**Task requirements**
Extract the data exactly, missing nothing.

(Records excerpted from a collection)
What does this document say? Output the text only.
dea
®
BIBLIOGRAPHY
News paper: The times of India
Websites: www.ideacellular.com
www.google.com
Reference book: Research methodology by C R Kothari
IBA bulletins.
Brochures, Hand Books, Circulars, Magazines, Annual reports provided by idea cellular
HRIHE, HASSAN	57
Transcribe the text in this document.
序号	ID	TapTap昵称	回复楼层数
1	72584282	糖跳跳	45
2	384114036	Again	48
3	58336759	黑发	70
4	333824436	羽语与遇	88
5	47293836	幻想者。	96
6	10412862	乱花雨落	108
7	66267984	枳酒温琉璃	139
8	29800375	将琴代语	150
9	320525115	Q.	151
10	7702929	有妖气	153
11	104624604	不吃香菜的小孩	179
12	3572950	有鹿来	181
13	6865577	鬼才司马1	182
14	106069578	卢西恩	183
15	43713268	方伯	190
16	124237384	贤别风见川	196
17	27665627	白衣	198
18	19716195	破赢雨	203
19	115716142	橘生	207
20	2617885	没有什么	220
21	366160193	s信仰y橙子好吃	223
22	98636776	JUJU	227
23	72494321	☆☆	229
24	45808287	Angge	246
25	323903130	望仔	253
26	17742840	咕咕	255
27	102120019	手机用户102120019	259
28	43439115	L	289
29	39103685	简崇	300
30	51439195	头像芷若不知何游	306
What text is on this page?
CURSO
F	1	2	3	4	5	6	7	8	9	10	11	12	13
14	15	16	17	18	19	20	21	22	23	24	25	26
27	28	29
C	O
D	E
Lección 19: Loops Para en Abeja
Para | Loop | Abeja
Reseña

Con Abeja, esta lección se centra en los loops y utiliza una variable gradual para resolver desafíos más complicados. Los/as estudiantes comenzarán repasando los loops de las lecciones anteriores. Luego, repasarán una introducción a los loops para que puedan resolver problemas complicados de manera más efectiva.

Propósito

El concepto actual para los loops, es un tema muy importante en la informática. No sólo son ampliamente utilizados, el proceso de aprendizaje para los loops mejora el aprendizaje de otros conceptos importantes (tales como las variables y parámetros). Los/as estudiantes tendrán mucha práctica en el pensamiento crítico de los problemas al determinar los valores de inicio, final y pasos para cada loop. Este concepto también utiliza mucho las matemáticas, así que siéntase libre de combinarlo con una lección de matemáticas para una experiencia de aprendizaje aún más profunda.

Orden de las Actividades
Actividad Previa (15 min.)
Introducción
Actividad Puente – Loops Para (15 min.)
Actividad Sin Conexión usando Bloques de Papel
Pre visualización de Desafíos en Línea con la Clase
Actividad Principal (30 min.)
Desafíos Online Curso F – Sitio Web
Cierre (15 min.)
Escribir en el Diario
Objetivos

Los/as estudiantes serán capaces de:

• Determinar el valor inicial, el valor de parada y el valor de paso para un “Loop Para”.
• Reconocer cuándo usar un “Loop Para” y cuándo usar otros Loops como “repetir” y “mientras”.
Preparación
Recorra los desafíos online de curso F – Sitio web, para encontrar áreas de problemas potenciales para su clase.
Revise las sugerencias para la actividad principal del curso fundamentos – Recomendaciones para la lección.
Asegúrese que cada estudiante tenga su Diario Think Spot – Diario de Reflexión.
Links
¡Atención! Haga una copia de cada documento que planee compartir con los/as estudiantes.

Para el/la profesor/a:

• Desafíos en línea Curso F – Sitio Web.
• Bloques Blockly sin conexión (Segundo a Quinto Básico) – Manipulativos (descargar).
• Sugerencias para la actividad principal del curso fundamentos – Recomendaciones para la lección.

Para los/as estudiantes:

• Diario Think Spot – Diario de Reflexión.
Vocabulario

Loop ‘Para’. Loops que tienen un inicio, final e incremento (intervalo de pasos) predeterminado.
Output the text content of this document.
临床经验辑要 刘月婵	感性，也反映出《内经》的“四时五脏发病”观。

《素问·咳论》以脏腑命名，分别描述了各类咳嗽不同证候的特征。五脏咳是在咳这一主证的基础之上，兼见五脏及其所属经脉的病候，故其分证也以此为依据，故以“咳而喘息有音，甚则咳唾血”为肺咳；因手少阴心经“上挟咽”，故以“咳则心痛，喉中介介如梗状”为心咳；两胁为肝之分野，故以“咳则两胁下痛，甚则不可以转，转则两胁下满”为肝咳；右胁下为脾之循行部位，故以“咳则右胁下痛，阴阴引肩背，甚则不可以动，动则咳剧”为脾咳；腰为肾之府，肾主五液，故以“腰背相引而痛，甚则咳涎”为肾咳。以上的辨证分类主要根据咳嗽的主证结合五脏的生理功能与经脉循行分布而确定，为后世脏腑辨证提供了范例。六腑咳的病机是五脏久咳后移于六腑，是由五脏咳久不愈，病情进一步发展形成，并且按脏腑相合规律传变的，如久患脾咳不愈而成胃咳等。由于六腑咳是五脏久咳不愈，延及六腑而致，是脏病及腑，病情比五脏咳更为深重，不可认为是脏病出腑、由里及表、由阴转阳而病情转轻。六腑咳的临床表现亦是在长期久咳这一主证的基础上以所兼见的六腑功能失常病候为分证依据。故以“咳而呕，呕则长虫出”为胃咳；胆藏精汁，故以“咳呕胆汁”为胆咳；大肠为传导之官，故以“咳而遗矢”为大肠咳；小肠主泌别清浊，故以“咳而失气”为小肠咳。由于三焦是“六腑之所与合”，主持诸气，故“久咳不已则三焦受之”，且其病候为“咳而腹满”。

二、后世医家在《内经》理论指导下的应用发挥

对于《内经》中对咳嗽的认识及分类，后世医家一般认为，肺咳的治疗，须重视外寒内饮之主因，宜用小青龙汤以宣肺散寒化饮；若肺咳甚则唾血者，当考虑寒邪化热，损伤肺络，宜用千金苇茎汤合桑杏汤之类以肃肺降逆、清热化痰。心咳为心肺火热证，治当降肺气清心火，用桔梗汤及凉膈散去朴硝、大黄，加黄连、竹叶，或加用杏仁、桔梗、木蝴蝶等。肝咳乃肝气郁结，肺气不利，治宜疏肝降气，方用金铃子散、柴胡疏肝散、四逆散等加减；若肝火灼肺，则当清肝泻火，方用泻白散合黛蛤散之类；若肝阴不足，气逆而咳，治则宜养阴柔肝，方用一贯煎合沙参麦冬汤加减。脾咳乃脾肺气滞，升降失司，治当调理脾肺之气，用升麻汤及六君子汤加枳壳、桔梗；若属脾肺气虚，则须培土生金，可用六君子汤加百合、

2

**Answer to this exercise**
What does this document say? Output the text only.
dea
®
BIBLIOGRAPHY
News paper: The times of India
Websites: www.ideacellular.com
www.google.com
Reference book: Research methodology by C R Kothari
IBA bulletins.
Brochures, Hand Books, Circulars, Magazines, Annual reports provided by idea cellular
HRIHE, HASSAN	57
Transcribe the text in this document.
序号	ID	TapTap昵称	回复楼层数
1	72584282	糖跳跳	45
2	384114036	Again	48
3	58336759	黑发	70
4	333824436	羽语与遇	88
5	47293836	幻想者。	96
6	10412862	乱花雨落	108
7	66267984	枳酒温琉璃	139
8	29800375	将琴代语	150
9	320525115	Q.	151
10	7702929	有妖气	153
11	104624604	不吃香菜的小孩	179
12	3572950	有鹿来	181
13	6865577	鬼才司马1	182
14	106069578	卢西恩	183
15	43713268	方伯	190
16	124237384	贤别风见川	196
17	27665627	白衣	198
18	19716195	破赢雨	203
19	115716142	橘生	207
20	2617885	没有什么	220
21	366160193	s信仰y橙子好吃	223
22	98636776	JUJU	227
23	72494321	☆☆	229
24	45808287	Angge	246
25	323903130	望仔	253
26	17742840	咕咕	255
27	102120019	手机用户102120019	259
28	43439115	L	289
29	39103685	简崇	300
30	51439195	头像芷若不知何游	306
What text is on this page?
CURSO
F	1	2	3	4	5	6	7	8	9	10	11	12	13
14	15	16	17	18	19	20	21	22	23	24	25	26
27	28	29
C	O
D	E
Lección 19: Loops Para en Abeja
Para | Loop | Abeja
Reseña

Con Abeja, esta lección se centra en los loops y utiliza una variable gradual para resolver desafíos más complicados. Los/as estudiantes comenzarán repasando los loops de las lecciones anteriores. Luego, repasarán una introducción a los loops para que puedan resolver problemas complicados de manera más efectiva.

Propósito

El concepto actual para los loops, es un tema muy importante en la informática. No sólo son ampliamente utilizados, el proceso de aprendizaje para los loops mejora el aprendizaje de otros conceptos importantes (tales como las variables y parámetros). Los/as estudiantes tendrán mucha práctica en el pensamiento crítico de los problemas al determinar los valores de inicio, final y pasos para cada loop. Este concepto también utiliza mucho las matemáticas, así que siéntase libre de combinarlo con una lección de matemáticas para una experiencia de aprendizaje aún más profunda.

Orden de las Actividades
Actividad Previa (15 min.)
Introducción
Actividad Puente – Loops Para (15 min.)
Actividad Sin Conexión usando Bloques de Papel
Pre visualización de Desafíos en Línea con la Clase
Actividad Principal (30 min.)
Desafíos Online Curso F – Sitio Web
Cierre (15 min.)
Escribir en el Diario
Objetivos

Los/as estudiantes serán capaces de:

• Determinar el valor inicial, el valor de parada y el valor de paso para un “Loop Para”.
• Reconocer cuándo usar un “Loop Para” y cuándo usar otros Loops como “repetir” y “mientras”.
Preparación
Recorra los desafíos online de curso F – Sitio web, para encontrar áreas de problemas potenciales para su clase.
Revise las sugerencias para la actividad principal del curso fundamentos – Recomendaciones para la lección.
Asegúrese que cada estudiante tenga su Diario Think Spot – Diario de Reflexión.
Links
¡Atención! Haga una copia de cada documento que planee compartir con los/as estudiantes.

Para el/la profesor/a:

• Desafíos en línea Curso F – Sitio Web.
• Bloques Blockly sin conexión (Segundo a Quinto Básico) – Manipulativos (descargar).
• Sugerencias para la actividad principal del curso fundamentos – Recomendaciones para la lección.

Para los/as estudiantes:

• Diario Think Spot – Diario de Reflexión.
Vocabulario

Loop ‘Para’. Loops que tienen un inicio, final e incremento (intervalo de pasos) predeterminado.
Output the text content of this document.
临床经验辑要 刘月婵	感性，也反映出《内经》的“四时五脏发病”观。

《素问·咳论》以脏腑命名，分别描述了各类咳嗽不同证候的特征。五脏咳是在咳这一主证的基础之上，兼见五脏及其所属经脉的病候，故其分证也以此为依据，故以“咳而喘息有音，甚则咳唾血”为肺咳；因手少阴心经“上挟咽”，故以“咳则心痛，喉中介介如梗状”为心咳；两胁为肝之分野，故以“咳则两胁下痛，甚则不可以转，转则两胁下满”为肝咳；右胁下为脾之循行部位，故以“咳则右胁下痛，阴阴引肩背，甚则不可以动，动则咳剧”为脾咳；腰为肾之府，肾主五液，故以“腰背相引而痛，甚则咳涎”为肾咳。以上的辨证分类主要根据咳嗽的主证结合五脏的生理功能与经脉循行分布而确定，为后世脏腑辨证提供了范例。六腑咳的病机是五脏久咳后移于六腑，是由五脏咳久不愈，病情进一步发展形成，并且按脏腑相合规律传变的，如久患脾咳不愈而成胃咳等。由于六腑咳是五脏久咳不愈，延及六腑而致，是脏病及腑，病情比五脏咳更为深重，不可认为是脏病出腑、由里及表、由阴转阳而病情转轻。六腑咳的临床表现亦是在长期久咳这一主证的基础上以所兼见的六腑功能失常病候为分证依据。故以“咳而呕，呕则长虫出”为胃咳；胆藏精汁，故以“咳呕胆汁”为胆咳；大肠为传导之官，故以“咳而遗矢”为大肠咳；小肠主泌别清浊，故以“咳而失气”为小肠咳。由于三焦是“六腑之所与合”，主持诸气，故“久咳不已则三焦受之”，且其病候为“咳而腹满”。

二、后世医家在《内经》理论指导下的应用发挥

对于《内经》中对咳嗽的认识及分类，后世医家一般认为，肺咳的治疗，须重视外寒内饮之主因，宜用小青龙汤以宣肺散寒化饮；若肺咳甚则唾血者，当考虑寒邪化热，损伤肺络，宜用千金苇茎汤合桑杏汤之类以肃肺降逆、清热化痰。心咳为心肺火热证，治当降肺气清心火，用桔梗汤及凉膈散去朴硝、大黄，加黄连、竹叶，或加用杏仁、桔梗、木蝴蝶等。肝咳乃肝气郁结，肺气不利，治宜疏肝降气，方用金铃子散、柴胡疏肝散、四逆散等加减；若肝火灼肺，则当清肝泻火，方用泻白散合黛蛤散之类；若肝阴不足，气逆而咳，治则宜养阴柔肝，方用一贯煎合沙参麦冬汤加减。脾咳乃脾肺气滞，升降失司，治当调理脾肺之气，用升麻汤及六君子汤加枳壳、桔梗；若属脾肺气虚，则须培土生金，可用六君子汤加百合、

2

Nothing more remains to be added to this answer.